Request: Look at the entries below and reproduce them exactly.

Source data:

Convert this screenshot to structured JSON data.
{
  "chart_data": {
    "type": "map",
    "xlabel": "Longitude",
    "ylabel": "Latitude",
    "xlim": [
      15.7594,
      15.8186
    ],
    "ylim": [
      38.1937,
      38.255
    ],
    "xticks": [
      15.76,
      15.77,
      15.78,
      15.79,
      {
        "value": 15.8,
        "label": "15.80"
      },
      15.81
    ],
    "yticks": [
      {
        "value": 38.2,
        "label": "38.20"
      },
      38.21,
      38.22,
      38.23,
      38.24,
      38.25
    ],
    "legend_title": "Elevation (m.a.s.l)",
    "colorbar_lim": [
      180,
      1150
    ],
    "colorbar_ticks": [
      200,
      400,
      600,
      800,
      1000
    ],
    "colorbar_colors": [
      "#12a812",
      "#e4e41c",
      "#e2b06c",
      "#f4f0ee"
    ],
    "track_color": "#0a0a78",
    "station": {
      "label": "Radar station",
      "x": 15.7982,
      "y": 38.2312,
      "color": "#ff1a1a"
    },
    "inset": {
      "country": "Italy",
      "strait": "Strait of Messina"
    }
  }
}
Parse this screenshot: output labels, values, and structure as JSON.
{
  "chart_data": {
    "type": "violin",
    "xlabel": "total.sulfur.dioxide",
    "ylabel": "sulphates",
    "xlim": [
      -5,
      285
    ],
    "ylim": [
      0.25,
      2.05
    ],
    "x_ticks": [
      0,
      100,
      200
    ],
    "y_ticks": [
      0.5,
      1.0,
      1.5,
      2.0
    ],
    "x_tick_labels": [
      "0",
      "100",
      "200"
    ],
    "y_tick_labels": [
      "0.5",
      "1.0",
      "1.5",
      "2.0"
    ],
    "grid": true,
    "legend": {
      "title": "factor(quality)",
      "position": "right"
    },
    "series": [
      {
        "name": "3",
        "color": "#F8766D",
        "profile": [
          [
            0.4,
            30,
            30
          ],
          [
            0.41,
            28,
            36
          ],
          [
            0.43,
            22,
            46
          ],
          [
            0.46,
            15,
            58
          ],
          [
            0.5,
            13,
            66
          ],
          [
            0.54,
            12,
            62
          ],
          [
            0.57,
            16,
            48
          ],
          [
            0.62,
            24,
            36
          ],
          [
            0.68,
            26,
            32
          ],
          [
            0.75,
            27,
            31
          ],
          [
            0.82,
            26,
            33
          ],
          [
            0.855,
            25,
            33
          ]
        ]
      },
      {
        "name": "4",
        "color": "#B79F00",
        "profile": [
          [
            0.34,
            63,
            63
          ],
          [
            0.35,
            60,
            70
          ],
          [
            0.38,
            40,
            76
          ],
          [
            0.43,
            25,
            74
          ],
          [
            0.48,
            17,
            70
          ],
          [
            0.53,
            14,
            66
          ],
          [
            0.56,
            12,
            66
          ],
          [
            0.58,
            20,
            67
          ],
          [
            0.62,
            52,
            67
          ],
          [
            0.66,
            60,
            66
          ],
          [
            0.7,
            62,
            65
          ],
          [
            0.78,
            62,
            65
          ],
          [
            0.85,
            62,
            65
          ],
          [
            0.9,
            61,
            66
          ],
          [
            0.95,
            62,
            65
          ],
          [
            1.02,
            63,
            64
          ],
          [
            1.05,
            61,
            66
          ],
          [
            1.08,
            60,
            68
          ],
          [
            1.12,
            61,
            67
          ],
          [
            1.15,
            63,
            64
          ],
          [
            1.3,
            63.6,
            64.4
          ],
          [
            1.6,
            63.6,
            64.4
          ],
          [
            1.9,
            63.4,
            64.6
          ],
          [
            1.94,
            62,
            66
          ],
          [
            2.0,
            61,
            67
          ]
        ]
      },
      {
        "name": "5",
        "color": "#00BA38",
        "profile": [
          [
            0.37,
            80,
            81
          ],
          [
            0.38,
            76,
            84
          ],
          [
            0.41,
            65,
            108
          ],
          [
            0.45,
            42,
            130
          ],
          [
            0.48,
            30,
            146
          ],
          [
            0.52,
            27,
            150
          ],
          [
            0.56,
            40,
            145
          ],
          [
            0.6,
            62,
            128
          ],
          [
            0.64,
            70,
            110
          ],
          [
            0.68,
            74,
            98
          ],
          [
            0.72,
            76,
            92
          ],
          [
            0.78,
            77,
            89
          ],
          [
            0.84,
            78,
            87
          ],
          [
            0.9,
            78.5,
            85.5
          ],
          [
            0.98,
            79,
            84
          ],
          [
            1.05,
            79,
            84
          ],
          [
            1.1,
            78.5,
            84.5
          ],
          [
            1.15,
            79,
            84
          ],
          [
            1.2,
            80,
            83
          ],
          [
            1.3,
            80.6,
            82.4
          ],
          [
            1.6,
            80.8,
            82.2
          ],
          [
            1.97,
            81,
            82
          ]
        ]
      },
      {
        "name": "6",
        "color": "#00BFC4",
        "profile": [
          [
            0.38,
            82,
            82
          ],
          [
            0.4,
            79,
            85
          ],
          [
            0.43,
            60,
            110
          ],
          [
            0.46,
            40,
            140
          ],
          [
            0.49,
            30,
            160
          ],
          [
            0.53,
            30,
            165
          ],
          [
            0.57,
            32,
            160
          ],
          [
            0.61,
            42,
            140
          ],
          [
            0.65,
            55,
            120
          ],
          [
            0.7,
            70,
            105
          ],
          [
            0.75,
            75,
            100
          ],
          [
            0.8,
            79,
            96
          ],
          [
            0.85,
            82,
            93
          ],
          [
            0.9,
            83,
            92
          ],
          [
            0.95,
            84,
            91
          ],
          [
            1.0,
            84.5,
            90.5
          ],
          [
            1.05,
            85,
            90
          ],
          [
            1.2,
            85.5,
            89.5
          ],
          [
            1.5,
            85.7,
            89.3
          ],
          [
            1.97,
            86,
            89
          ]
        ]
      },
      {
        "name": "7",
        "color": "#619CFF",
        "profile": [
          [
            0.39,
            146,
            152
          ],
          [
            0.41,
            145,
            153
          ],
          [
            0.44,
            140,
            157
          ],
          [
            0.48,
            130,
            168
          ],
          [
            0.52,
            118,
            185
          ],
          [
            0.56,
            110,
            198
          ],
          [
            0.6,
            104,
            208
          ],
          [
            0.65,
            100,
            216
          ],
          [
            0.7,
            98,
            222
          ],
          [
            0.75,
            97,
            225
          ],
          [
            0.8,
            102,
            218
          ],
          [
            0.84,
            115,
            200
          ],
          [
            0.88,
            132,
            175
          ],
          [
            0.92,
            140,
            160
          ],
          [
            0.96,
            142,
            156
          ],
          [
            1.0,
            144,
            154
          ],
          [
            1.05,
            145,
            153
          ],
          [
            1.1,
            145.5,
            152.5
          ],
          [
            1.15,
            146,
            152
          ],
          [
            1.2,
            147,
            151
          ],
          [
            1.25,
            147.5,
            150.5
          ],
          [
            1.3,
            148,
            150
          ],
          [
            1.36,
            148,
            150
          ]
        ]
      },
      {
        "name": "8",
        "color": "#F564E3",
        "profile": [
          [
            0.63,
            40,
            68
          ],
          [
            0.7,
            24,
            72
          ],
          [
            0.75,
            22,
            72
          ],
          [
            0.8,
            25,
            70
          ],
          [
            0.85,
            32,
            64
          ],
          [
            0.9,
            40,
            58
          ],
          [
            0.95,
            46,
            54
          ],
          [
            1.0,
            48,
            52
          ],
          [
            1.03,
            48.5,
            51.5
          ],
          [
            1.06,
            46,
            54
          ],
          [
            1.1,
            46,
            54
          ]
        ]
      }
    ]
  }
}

Solved problem:
Convert this screenshot to structured JSON data.
{
  "chart_data": {
    "type": "map",
    "xlabel": "Longitude",
    "ylabel": "Latitude",
    "xlim": [
      15.7594,
      15.8186
    ],
    "ylim": [
      38.1937,
      38.255
    ],
    "xticks": [
      15.76,
      15.77,
      15.78,
      15.79,
      {
        "value": 15.8,
        "label": "15.80"
      },
      15.81
    ],
    "yticks": [
      {
        "value": 38.2,
        "label": "38.20"
      },
      38.21,
      38.22,
      38.23,
      38.24,
      38.25
    ],
    "legend_title": "Elevation (m.a.s.l)",
    "colorbar_lim": [
      180,
      1150
    ],
    "colorbar_ticks": [
      200,
      400,
      600,
      800,
      1000
    ],
    "colorbar_colors": [
      "#12a812",
      "#e4e41c",
      "#e2b06c",
      "#f4f0ee"
    ],
    "track_color": "#0a0a78",
    "station": {
      "label": "Radar station",
      "x": 15.7982,
      "y": 38.2312,
      "color": "#ff1a1a"
    },
    "inset": {
      "country": "Italy",
      "strait": "Strait of Messina"
    }
  }
}
Parse this screenshot: output labels, values, and structure as JSON.
{
  "chart_data": {
    "type": "violin",
    "xlabel": "total.sulfur.dioxide",
    "ylabel": "sulphates",
    "xlim": [
      -5,
      285
    ],
    "ylim": [
      0.25,
      2.05
    ],
    "x_ticks": [
      0,
      100,
      200
    ],
    "y_ticks": [
      0.5,
      1.0,
      1.5,
      2.0
    ],
    "x_tick_labels": [
      "0",
      "100",
      "200"
    ],
    "y_tick_labels": [
      "0.5",
      "1.0",
      "1.5",
      "2.0"
    ],
    "grid": true,
    "legend": {
      "title": "factor(quality)",
      "position": "right"
    },
    "series": [
      {
        "name": "3",
        "color": "#F8766D",
        "profile": [
          [
            0.4,
            30,
            30
          ],
          [
            0.41,
            28,
            36
          ],
          [
            0.43,
            22,
            46
          ],
          [
            0.46,
            15,
            58
          ],
          [
            0.5,
            13,
            66
          ],
          [
            0.54,
            12,
            62
          ],
          [
            0.57,
            16,
            48
          ],
          [
            0.62,
            24,
            36
          ],
          [
            0.68,
            26,
            32
          ],
          [
            0.75,
            27,
            31
          ],
          [
            0.82,
            26,
            33
          ],
          [
            0.855,
            25,
            33
          ]
        ]
      },
      {
        "name": "4",
        "color": "#B79F00",
        "profile": [
          [
            0.34,
            63,
            63
          ],
          [
            0.35,
            60,
            70
          ],
          [
            0.38,
            40,
            76
          ],
          [
            0.43,
            25,
            74
          ],
          [
            0.48,
            17,
            70
          ],
          [
            0.53,
            14,
            66
          ],
          [
            0.56,
            12,
            66
          ],
          [
            0.58,
            20,
            67
          ],
          [
            0.62,
            52,
            67
          ],
          [
            0.66,
            60,
            66
          ],
          [
            0.7,
            62,
            65
          ],
          [
            0.78,
            62,
            65
          ],
          [
            0.85,
            62,
            65
          ],
          [
            0.9,
            61,
            66
          ],
          [
            0.95,
            62,
            65
          ],
          [
            1.02,
            63,
            64
          ],
          [
            1.05,
            61,
            66
          ],
          [
            1.08,
            60,
            68
          ],
          [
            1.12,
            61,
            67
          ],
          [
            1.15,
            63,
            64
          ],
          [
            1.3,
            63.6,
            64.4
          ],
          [
            1.6,
            63.6,
            64.4
          ],
          [
            1.9,
            63.4,
            64.6
          ],
          [
            1.94,
            62,
            66
          ],
          [
            2.0,
            61,
            67
          ]
        ]
      },
      {
        "name": "5",
        "color": "#00BA38",
        "profile": [
          [
            0.37,
            80,
            81
          ],
          [
            0.38,
            76,
            84
          ],
          [
            0.41,
            65,
            108
          ],
          [
            0.45,
            42,
            130
          ],
          [
            0.48,
            30,
            146
          ],
          [
            0.52,
            27,
            150
          ],
          [
            0.56,
            40,
            145
          ],
          [
            0.6,
            62,
            128
          ],
          [
            0.64,
            70,
            110
          ],
          [
            0.68,
            74,
            98
          ],
          [
            0.72,
            76,
            92
          ],
          [
            0.78,
            77,
            89
          ],
          [
            0.84,
            78,
            87
          ],
          [
            0.9,
            78.5,
            85.5
          ],
          [
            0.98,
            79,
            84
          ],
          [
            1.05,
            79,
            84
          ],
          [
            1.1,
            78.5,
            84.5
          ],
          [
            1.15,
            79,
            84
          ],
          [
            1.2,
            80,
            83
          ],
          [
            1.3,
            80.6,
            82.4
          ],
          [
            1.6,
            80.8,
            82.2
          ],
          [
            1.97,
            81,
            82
          ]
        ]
      },
      {
        "name": "6",
        "color": "#00BFC4",
        "profile": [
          [
            0.38,
            82,
            82
          ],
          [
            0.4,
            79,
            85
          ],
          [
            0.43,
            60,
            110
          ],
          [
            0.46,
            40,
            140
          ],
          [
            0.49,
            30,
            160
          ],
          [
            0.53,
            30,
            165
          ],
          [
            0.57,
            32,
            160
          ],
          [
            0.61,
            42,
            140
          ],
          [
            0.65,
            55,
            120
          ],
          [
            0.7,
            70,
            105
          ],
          [
            0.75,
            75,
            100
          ],
          [
            0.8,
            79,
            96
          ],
          [
            0.85,
            82,
            93
          ],
          [
            0.9,
            83,
            92
          ],
          [
            0.95,
            84,
            91
          ],
          [
            1.0,
            84.5,
            90.5
          ],
          [
            1.05,
            85,
            90
          ],
          [
            1.2,
            85.5,
            89.5
          ],
          [
            1.5,
            85.7,
            89.3
          ],
          [
            1.97,
            86,
            89
          ]
        ]
      },
      {
        "name": "7",
        "color": "#619CFF",
        "profile": [
          [
            0.39,
            146,
            152
          ],
          [
            0.41,
            145,
            153
          ],
          [
            0.44,
            140,
            157
          ],
          [
            0.48,
            130,
            168
          ],
          [
            0.52,
            118,
            185
          ],
          [
            0.56,
            110,
            198
          ],
          [
            0.6,
            104,
            208
          ],
          [
            0.65,
            100,
            216
          ],
          [
            0.7,
            98,
            222
          ],
          [
            0.75,
            97,
            225
          ],
          [
            0.8,
            102,
            218
          ],
          [
            0.84,
            115,
            200
          ],
          [
            0.88,
            132,
            175
          ],
          [
            0.92,
            140,
            160
          ],
          [
            0.96,
            142,
            156
          ],
          [
            1.0,
            144,
            154
          ],
          [
            1.05,
            145,
            153
          ],
          [
            1.1,
            145.5,
            152.5
          ],
          [
            1.15,
            146,
            152
          ],
          [
            1.2,
            147,
            151
          ],
          [
            1.25,
            147.5,
            150.5
          ],
          [
            1.3,
            148,
            150
          ],
          [
            1.36,
            148,
            150
          ]
        ]
      },
      {
        "name": "8",
        "color": "#F564E3",
        "profile": [
          [
            0.63,
            40,
            68
          ],
          [
            0.7,
            24,
            72
          ],
          [
            0.75,
            22,
            72
          ],
          [
            0.8,
            25,
            70
          ],
          [
            0.85,
            32,
            64
          ],
          [
            0.9,
            40,
            58
          ],
          [
            0.95,
            46,
            54
          ],
          [
            1.0,
            48,
            52
          ],
          [
            1.03,
            48.5,
            51.5
          ],
          [
            1.06,
            46,
            54
          ],
          [
            1.1,
            46,
            54
          ]
        ]
      }
    ]
  }
}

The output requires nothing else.